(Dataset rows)
+++

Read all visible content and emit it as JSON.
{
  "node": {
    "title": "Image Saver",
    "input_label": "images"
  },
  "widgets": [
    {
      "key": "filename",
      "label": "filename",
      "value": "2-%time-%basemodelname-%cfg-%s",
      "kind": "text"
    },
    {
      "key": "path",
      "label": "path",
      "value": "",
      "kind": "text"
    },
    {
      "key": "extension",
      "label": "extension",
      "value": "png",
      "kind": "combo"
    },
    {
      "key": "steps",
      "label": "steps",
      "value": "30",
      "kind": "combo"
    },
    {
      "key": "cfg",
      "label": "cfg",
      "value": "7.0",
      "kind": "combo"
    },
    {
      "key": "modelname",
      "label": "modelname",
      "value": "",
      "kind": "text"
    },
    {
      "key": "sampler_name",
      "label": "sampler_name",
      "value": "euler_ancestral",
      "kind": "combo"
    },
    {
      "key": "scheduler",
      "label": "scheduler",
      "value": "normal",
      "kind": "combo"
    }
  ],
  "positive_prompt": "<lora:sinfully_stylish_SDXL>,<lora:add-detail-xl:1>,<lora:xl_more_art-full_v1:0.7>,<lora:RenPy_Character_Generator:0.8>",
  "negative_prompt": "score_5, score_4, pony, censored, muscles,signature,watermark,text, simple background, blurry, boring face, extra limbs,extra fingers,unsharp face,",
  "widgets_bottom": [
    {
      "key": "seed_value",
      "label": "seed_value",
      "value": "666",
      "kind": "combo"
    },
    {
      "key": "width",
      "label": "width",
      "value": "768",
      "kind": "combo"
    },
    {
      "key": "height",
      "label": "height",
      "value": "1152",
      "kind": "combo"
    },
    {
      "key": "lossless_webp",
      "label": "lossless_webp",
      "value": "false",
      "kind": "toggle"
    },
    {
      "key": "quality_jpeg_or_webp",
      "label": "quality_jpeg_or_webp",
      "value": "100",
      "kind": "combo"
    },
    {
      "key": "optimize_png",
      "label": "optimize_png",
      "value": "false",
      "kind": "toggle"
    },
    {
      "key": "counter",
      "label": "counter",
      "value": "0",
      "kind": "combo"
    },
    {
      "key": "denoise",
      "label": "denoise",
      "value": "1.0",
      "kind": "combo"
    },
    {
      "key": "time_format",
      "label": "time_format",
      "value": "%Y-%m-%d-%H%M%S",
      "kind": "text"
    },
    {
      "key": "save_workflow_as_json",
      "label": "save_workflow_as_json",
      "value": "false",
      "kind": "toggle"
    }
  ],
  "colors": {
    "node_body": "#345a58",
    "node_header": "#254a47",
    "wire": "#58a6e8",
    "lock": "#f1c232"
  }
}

+++

**AIM OF THE EXERCISE**
Reproduce each entry word for word.

**ANSWER TO THIS EXERCISE**
Read all visible content and emit it as JSON.
{
  "node": {
    "title": "Image Saver",
    "input_label": "images"
  },
  "widgets": [
    {
      "key": "filename",
      "label": "filename",
      "value": "2-%time-%basemodelname-%cfg-%s",
      "kind": "text"
    },
    {
      "key": "path",
      "label": "path",
      "value": "",
      "kind": "text"
    },
    {
      "key": "extension",
      "label": "extension",
      "value": "png",
      "kind": "combo"
    },
    {
      "key": "steps",
      "label": "steps",
      "value": "30",
      "kind": "combo"
    },
    {
      "key": "cfg",
      "label": "cfg",
      "value": "7.0",
      "kind": "combo"
    },
    {
      "key": "modelname",
      "label": "modelname",
      "value": "",
      "kind": "text"
    },
    {
      "key": "sampler_name",
      "label": "sampler_name",
      "value": "euler_ancestral",
      "kind": "combo"
    },
    {
      "key": "scheduler",
      "label": "scheduler",
      "value": "normal",
      "kind": "combo"
    }
  ],
  "positive_prompt": "<lora:sinfully_stylish_SDXL>,<lora:add-detail-xl:1>,<lora:xl_more_art-full_v1:0.7>,<lora:RenPy_Character_Generator:0.8>",
  "negative_prompt": "score_5, score_4, pony, censored, muscles,signature,watermark,text, simple background, blurry, boring face, extra limbs,extra fingers,unsharp face,",
  "widgets_bottom": [
    {
      "key": "seed_value",
      "label": "seed_value",
      "value": "666",
      "kind": "combo"
    },
    {
      "key": "width",
      "label": "width",
      "value": "768",
      "kind": "combo"
    },
    {
      "key": "height",
      "label": "height",
      "value": "1152",
      "kind": "combo"
    },
    {
      "key": "lossless_webp",
      "label": "lossless_webp",
      "value": "false",
      "kind": "toggle"
    },
    {
      "key": "quality_jpeg_or_webp",
      "label": "quality_jpeg_or_webp",
      "value": "100",
      "kind": "combo"
    },
    {
      "key": "optimize_png",
      "label": "optimize_png",
      "value": "false",
      "kind": "toggle"
    },
    {
      "key": "counter",
      "label": "counter",
      "value": "0",
      "kind": "combo"
    },
    {
      "key": "denoise",
      "label": "denoise",
      "value": "1.0",
      "kind": "combo"
    },
    {
      "key": "time_format",
      "label": "time_format",
      "value": "%Y-%m-%d-%H%M%S",
      "kind": "text"
    },
    {
      "key": "save_workflow_as_json",
      "label": "save_workflow_as_json",
      "value": "false",
      "kind": "toggle"
    }
  ],
  "colors": {
    "node_body": "#345a58",
    "node_header": "#254a47",
    "wire": "#58a6e8",
    "lock": "#f1c232"
  }
}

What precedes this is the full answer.